*Exercise brief:* Transcribe all the entries word for word, but omit the images.

*Given records:*
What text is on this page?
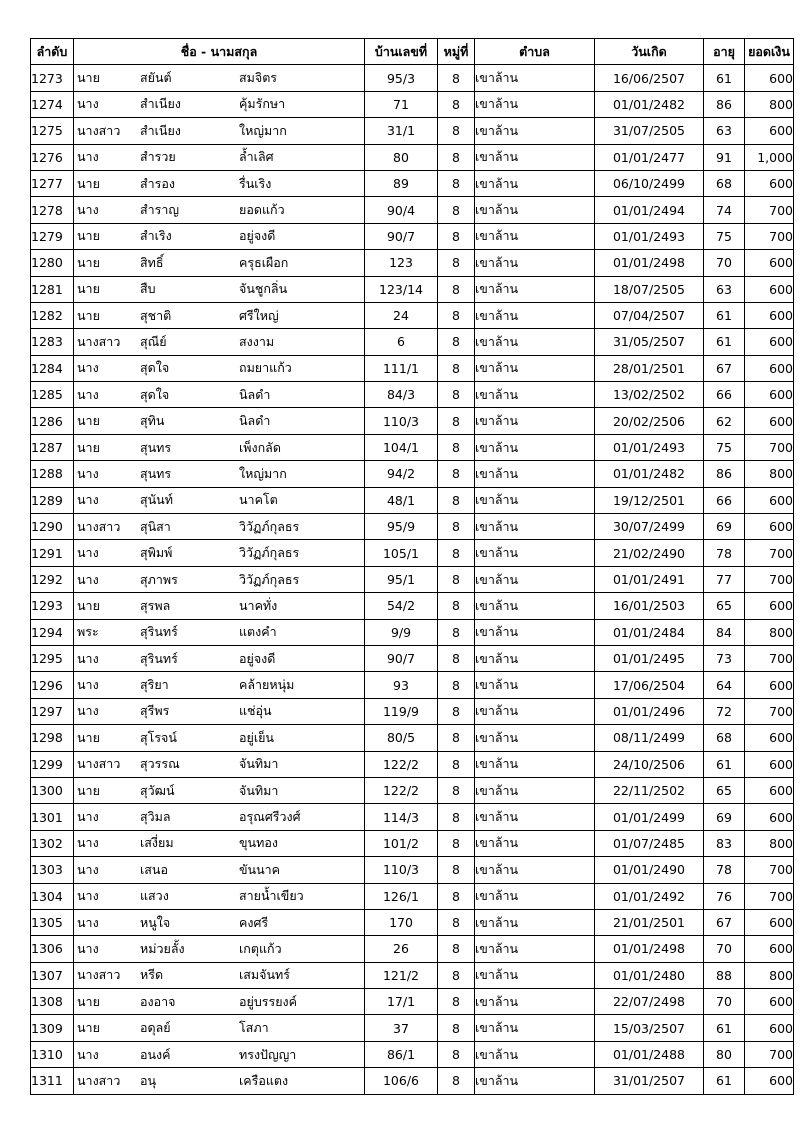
ลำดับ	ชื่อ - นามสกุล	บ้านเลขที่	หมู่ที่	ตำบล	วันเกิด	อายุ	ยอดเงิน
1273	นาย สยันต์ สมจิตร	95/3	8	เขาล้าน	16/06/2507	61	600
1274	นาง สำเนียง คุ้มรักษา	71	8	เขาล้าน	01/01/2482	86	800
1275	นางสาว สำเนียง ใหญ่มาก	31/1	8	เขาล้าน	31/07/2505	63	600
1276	นาง สำรวย ล้ำเลิศ	80	8	เขาล้าน	01/01/2477	91	1,000
1277	นาย สำรอง รื่นเริง	89	8	เขาล้าน	06/10/2499	68	600
1278	นาง สำราญ ยอดแก้ว	90/4	8	เขาล้าน	01/01/2494	74	700
1279	นาย สำเริง อยู่จงดี	90/7	8	เขาล้าน	01/01/2493	75	700
1280	นาย สิทธิ์ ครุธเผือก	123	8	เขาล้าน	01/01/2498	70	600
1281	นาย สืบ จันชูกลิ่น	123/14	8	เขาล้าน	18/07/2505	63	600
1282	นาย สุชาติ ศรีใหญ่	24	8	เขาล้าน	07/04/2507	61	600
1283	นางสาว สุณีย์ สงงาม	6	8	เขาล้าน	31/05/2507	61	600
1284	นาง สุดใจ ถมยาแก้ว	111/1	8	เขาล้าน	28/01/2501	67	600
1285	นาง สุดใจ นิลดำ	84/3	8	เขาล้าน	13/02/2502	66	600
1286	นาย สุทิน นิลดำ	110/3	8	เขาล้าน	20/02/2506	62	600
1287	นาย สุนทร เพ็งกลัด	104/1	8	เขาล้าน	01/01/2493	75	700
1288	นาง สุนทร ใหญ่มาก	94/2	8	เขาล้าน	01/01/2482	86	800
1289	นาง สุนันท์ นาคโต	48/1	8	เขาล้าน	19/12/2501	66	600
1290	นางสาว สุนิสา วิวัฏภ์กุลธร	95/9	8	เขาล้าน	30/07/2499	69	600
1291	นาง สุพิมพ์ วิวัฏภ์กุลธร	105/1	8	เขาล้าน	21/02/2490	78	700
1292	นาง สุภาพร วิวัฏภ์กุลธร	95/1	8	เขาล้าน	01/01/2491	77	700
1293	นาย สุรพล นาคทั่ง	54/2	8	เขาล้าน	16/01/2503	65	600
1294	พระ สุรินทร์ แตงคำ	9/9	8	เขาล้าน	01/01/2484	84	800
1295	นาง สุรินทร์ อยู่จงดี	90/7	8	เขาล้าน	01/01/2495	73	700
1296	นาง สุริยา คล้ายหนุ่ม	93	8	เขาล้าน	17/06/2504	64	600
1297	นาง สุรีพร แช่อุ่น	119/9	8	เขาล้าน	01/01/2496	72	700
1298	นาย สุโรจน์ อยู่เย็น	80/5	8	เขาล้าน	08/11/2499	68	600
1299	นางสาว สุวรรณ จันทิมา	122/2	8	เขาล้าน	24/10/2506	61	600
1300	นาย สุวัฒน์ จันทิมา	122/2	8	เขาล้าน	22/11/2502	65	600
1301	นาง สุวิมล อรุณศรีวงศ์	114/3	8	เขาล้าน	01/01/2499	69	600
1302	นาง เสงี่ยม ขุนทอง	101/2	8	เขาล้าน	01/07/2485	83	800
1303	นาง เสนอ ขันนาค	110/3	8	เขาล้าน	01/01/2490	78	700
1304	นาง แสวง สายน้ำเขียว	126/1	8	เขาล้าน	01/01/2492	76	700
1305	นาง หนูใจ คงศรี	170	8	เขาล้าน	21/01/2501	67	600
1306	นาง หม่วยลั้ง เกตุแก้ว	26	8	เขาล้าน	01/01/2498	70	600
1307	นางสาว หรีด เสมจันทร์	121/2	8	เขาล้าน	01/01/2480	88	800
1308	นาย องอาจ อยู่บรรยงค์	17/1	8	เขาล้าน	22/07/2498	70	600
1309	นาย อดุลย์ โสภา	37	8	เขาล้าน	15/03/2507	61	600
1310	นาง อนงค์ ทรงปัญญา	86/1	8	เขาล้าน	01/01/2488	80	700
1311	นางสาว อนุ เครือแตง	106/6	8	เขาล้าน	31/01/2507	61	600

*The output:*
What text is on this page?
ลำดับ	ชื่อ - นามสกุล	บ้านเลขที่	หมู่ที่	ตำบล	วันเกิด	อายุ	ยอดเงิน
1273	นาย สยันต์ สมจิตร	95/3	8	เขาล้าน	16/06/2507	61	600
1274	นาง สำเนียง คุ้มรักษา	71	8	เขาล้าน	01/01/2482	86	800
1275	นางสาว สำเนียง ใหญ่มาก	31/1	8	เขาล้าน	31/07/2505	63	600
1276	นาง สำรวย ล้ำเลิศ	80	8	เขาล้าน	01/01/2477	91	1,000
1277	นาย สำรอง รื่นเริง	89	8	เขาล้าน	06/10/2499	68	600
1278	นาง สำราญ ยอดแก้ว	90/4	8	เขาล้าน	01/01/2494	74	700
1279	นาย สำเริง อยู่จงดี	90/7	8	เขาล้าน	01/01/2493	75	700
1280	นาย สิทธิ์ ครุธเผือก	123	8	เขาล้าน	01/01/2498	70	600
1281	นาย สืบ จันชูกลิ่น	123/14	8	เขาล้าน	18/07/2505	63	600
1282	นาย สุชาติ ศรีใหญ่	24	8	เขาล้าน	07/04/2507	61	600
1283	นางสาว สุณีย์ สงงาม	6	8	เขาล้าน	31/05/2507	61	600
1284	นาง สุดใจ ถมยาแก้ว	111/1	8	เขาล้าน	28/01/2501	67	600
1285	นาง สุดใจ นิลดำ	84/3	8	เขาล้าน	13/02/2502	66	600
1286	นาย สุทิน นิลดำ	110/3	8	เขาล้าน	20/02/2506	62	600
1287	นาย สุนทร เพ็งกลัด	104/1	8	เขาล้าน	01/01/2493	75	700
1288	นาง สุนทร ใหญ่มาก	94/2	8	เขาล้าน	01/01/2482	86	800
1289	นาง สุนันท์ นาคโต	48/1	8	เขาล้าน	19/12/2501	66	600
1290	นางสาว สุนิสา วิวัฏภ์กุลธร	95/9	8	เขาล้าน	30/07/2499	69	600
1291	นาง สุพิมพ์ วิวัฏภ์กุลธร	105/1	8	เขาล้าน	21/02/2490	78	700
1292	นาง สุภาพร วิวัฏภ์กุลธร	95/1	8	เขาล้าน	01/01/2491	77	700
1293	นาย สุรพล นาคทั่ง	54/2	8	เขาล้าน	16/01/2503	65	600
1294	พระ สุรินทร์ แตงคำ	9/9	8	เขาล้าน	01/01/2484	84	800
1295	นาง สุรินทร์ อยู่จงดี	90/7	8	เขาล้าน	01/01/2495	73	700
1296	นาง สุริยา คล้ายหนุ่ม	93	8	เขาล้าน	17/06/2504	64	600
1297	นาง สุรีพร แช่อุ่น	119/9	8	เขาล้าน	01/01/2496	72	700
1298	นาย สุโรจน์ อยู่เย็น	80/5	8	เขาล้าน	08/11/2499	68	600
1299	นางสาว สุวรรณ จันทิมา	122/2	8	เขาล้าน	24/10/2506	61	600
1300	นาย สุวัฒน์ จันทิมา	122/2	8	เขาล้าน	22/11/2502	65	600
1301	นาง สุวิมล อรุณศรีวงศ์	114/3	8	เขาล้าน	01/01/2499	69	600
1302	นาง เสงี่ยม ขุนทอง	101/2	8	เขาล้าน	01/07/2485	83	800
1303	นาง เสนอ ขันนาค	110/3	8	เขาล้าน	01/01/2490	78	700
1304	นาง แสวง สายน้ำเขียว	126/1	8	เขาล้าน	01/01/2492	76	700
1305	นาง หนูใจ คงศรี	170	8	เขาล้าน	21/01/2501	67	600
1306	นาง หม่วยลั้ง เกตุแก้ว	26	8	เขาล้าน	01/01/2498	70	600
1307	นางสาว หรีด เสมจันทร์	121/2	8	เขาล้าน	01/01/2480	88	800
1308	นาย องอาจ อยู่บรรยงค์	17/1	8	เขาล้าน	22/07/2498	70	600
1309	นาย อดุลย์ โสภา	37	8	เขาล้าน	15/03/2507	61	600
1310	นาง อนงค์ ทรงปัญญา	86/1	8	เขาล้าน	01/01/2488	80	700
1311	นางสาว อนุ เครือแตง	106/6	8	เขาล้าน	31/01/2507	61	600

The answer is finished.